(Extracted records)
■ ■ ■ ■ ■

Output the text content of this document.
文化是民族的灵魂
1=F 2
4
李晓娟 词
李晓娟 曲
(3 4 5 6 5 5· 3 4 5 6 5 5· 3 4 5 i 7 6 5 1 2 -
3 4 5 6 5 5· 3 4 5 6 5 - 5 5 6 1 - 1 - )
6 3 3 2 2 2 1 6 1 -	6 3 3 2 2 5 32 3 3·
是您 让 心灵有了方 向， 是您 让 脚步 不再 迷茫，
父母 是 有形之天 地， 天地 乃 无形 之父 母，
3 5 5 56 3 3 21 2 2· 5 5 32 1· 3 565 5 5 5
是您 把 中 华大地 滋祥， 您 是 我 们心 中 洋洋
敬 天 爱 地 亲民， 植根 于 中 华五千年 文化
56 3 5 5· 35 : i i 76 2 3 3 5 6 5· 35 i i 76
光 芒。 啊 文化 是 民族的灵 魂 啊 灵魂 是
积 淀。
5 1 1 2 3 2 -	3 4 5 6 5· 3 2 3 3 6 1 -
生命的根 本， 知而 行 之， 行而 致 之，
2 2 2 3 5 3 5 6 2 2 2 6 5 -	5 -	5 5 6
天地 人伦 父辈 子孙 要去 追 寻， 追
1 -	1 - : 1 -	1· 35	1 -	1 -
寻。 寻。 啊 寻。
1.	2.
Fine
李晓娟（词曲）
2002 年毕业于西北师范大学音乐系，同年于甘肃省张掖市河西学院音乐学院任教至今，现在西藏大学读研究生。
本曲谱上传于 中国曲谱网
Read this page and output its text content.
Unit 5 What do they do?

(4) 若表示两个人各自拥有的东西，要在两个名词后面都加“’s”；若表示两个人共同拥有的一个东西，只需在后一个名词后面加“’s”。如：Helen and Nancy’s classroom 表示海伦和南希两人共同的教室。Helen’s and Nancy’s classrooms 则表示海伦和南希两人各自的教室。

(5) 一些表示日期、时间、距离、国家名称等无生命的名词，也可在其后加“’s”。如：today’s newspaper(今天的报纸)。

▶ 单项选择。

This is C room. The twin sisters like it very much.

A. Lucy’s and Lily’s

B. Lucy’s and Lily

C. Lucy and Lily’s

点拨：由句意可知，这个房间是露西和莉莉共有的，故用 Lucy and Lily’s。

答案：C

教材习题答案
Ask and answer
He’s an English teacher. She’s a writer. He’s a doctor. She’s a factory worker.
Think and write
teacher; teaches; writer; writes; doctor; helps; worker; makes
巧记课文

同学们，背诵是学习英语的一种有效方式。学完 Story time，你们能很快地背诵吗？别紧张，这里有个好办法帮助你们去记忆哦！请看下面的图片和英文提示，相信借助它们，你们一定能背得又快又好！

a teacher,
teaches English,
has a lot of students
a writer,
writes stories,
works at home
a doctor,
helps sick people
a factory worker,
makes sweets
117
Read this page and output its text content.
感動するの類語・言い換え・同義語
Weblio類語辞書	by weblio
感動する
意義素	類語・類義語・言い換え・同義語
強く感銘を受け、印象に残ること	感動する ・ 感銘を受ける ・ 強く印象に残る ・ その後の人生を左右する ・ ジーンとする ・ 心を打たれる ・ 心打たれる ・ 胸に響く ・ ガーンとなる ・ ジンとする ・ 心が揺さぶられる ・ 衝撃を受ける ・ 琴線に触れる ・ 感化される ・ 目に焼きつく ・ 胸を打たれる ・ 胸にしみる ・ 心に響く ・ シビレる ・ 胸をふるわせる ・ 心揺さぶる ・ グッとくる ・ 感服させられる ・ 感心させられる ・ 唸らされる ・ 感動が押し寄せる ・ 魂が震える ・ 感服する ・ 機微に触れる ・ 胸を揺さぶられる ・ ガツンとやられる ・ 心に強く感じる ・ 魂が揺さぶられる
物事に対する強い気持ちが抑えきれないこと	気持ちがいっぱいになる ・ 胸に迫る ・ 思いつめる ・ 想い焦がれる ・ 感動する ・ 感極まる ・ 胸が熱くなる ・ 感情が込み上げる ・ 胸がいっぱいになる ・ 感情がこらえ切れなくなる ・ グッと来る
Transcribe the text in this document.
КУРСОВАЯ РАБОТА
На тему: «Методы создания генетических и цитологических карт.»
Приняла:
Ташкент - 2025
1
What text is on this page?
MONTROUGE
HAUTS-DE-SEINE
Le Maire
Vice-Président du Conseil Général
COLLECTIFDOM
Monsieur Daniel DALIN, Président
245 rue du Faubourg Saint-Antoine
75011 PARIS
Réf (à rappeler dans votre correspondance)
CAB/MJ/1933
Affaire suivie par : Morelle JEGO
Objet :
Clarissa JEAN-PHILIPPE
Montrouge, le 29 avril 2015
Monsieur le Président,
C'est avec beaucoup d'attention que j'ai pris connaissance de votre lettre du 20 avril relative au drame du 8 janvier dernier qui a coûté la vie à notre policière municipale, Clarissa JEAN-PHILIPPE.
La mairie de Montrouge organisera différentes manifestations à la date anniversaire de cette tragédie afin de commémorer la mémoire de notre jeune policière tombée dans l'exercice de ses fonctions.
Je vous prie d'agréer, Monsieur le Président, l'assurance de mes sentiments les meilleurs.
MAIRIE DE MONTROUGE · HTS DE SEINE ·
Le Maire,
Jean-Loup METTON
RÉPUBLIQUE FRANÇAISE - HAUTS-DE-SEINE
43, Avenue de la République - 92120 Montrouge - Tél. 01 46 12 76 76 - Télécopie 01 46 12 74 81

■ ■ ■ ■ ■

_Task objective_
All lines from the one containing "What text is on this page?" through the end of the records, both ends included, are to be quoted exactly; please add nothing else.

_Exercise response_
What text is on this page?
MONTROUGE
HAUTS-DE-SEINE
Le Maire
Vice-Président du Conseil Général
COLLECTIFDOM
Monsieur Daniel DALIN, Président
245 rue du Faubourg Saint-Antoine
75011 PARIS
Réf (à rappeler dans votre correspondance)
CAB/MJ/1933
Affaire suivie par : Morelle JEGO
Objet :
Clarissa JEAN-PHILIPPE
Montrouge, le 29 avril 2015
Monsieur le Président,
C'est avec beaucoup d'attention que j'ai pris connaissance de votre lettre du 20 avril relative au drame du 8 janvier dernier qui a coûté la vie à notre policière municipale, Clarissa JEAN-PHILIPPE.
La mairie de Montrouge organisera différentes manifestations à la date anniversaire de cette tragédie afin de commémorer la mémoire de notre jeune policière tombée dans l'exercice de ses fonctions.
Je vous prie d'agréer, Monsieur le Président, l'assurance de mes sentiments les meilleurs.
MAIRIE DE MONTROUGE · HTS DE SEINE ·
Le Maire,
Jean-Loup METTON
RÉPUBLIQUE FRANÇAISE - HAUTS-DE-SEINE
43, Avenue de la République - 92120 Montrouge - Tél. 01 46 12 76 76 - Télécopie 01 46 12 74 81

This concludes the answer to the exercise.